» **Data for this task**
________________________
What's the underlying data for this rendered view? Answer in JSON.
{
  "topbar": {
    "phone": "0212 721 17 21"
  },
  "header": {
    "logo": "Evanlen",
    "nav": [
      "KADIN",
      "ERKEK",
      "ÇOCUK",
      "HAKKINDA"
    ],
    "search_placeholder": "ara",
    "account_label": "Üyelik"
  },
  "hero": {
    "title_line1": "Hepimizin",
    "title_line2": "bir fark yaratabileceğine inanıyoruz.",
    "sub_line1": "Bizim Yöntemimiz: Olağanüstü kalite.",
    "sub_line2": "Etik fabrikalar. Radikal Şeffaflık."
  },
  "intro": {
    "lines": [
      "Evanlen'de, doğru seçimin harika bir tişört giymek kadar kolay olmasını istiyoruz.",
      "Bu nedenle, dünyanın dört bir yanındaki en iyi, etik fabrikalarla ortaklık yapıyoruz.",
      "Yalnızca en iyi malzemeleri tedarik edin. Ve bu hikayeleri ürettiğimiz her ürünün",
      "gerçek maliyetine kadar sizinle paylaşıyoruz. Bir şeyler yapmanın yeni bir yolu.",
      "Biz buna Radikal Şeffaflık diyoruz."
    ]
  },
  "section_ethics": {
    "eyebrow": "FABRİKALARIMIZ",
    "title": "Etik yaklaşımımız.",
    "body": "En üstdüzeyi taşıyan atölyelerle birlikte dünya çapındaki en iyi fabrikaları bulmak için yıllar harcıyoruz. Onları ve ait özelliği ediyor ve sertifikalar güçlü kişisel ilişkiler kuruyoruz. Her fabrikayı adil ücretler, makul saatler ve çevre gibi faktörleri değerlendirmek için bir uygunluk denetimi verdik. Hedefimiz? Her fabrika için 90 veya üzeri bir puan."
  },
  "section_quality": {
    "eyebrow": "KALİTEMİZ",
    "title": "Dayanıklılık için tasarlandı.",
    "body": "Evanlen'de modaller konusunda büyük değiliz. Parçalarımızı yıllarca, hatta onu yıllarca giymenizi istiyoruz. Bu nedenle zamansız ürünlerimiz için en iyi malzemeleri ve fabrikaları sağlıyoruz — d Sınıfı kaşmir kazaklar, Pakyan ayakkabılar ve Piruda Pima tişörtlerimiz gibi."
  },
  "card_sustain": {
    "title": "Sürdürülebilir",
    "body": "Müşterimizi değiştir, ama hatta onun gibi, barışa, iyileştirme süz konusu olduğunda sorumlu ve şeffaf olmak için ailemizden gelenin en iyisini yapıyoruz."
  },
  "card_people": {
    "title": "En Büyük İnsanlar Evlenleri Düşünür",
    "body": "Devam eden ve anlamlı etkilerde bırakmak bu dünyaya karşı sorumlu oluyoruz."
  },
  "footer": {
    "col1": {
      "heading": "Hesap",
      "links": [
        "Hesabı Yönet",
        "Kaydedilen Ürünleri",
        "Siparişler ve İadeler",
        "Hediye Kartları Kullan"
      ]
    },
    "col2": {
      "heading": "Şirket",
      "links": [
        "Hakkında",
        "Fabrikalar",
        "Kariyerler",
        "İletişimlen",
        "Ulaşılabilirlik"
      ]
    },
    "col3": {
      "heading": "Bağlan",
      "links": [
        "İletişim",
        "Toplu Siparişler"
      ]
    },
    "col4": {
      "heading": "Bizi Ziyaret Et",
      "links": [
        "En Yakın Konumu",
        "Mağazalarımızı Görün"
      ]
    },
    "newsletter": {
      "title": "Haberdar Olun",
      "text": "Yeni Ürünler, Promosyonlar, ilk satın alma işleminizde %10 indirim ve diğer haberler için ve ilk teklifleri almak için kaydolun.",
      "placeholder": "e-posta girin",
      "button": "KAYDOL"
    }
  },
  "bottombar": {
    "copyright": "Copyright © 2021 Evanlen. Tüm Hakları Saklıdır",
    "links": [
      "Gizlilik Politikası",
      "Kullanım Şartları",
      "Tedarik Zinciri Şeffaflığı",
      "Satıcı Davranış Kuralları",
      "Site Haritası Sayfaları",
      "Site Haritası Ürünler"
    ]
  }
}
________________________
» **Request**
Locate the word "Radikal" in the data above. Copy every line carrying it.

» **Written reply**
    "sub_line2": "Etik fabrikalar. Radikal Şeffaflık."
      "Biz buna Radikal Şeffaflık diyoruz."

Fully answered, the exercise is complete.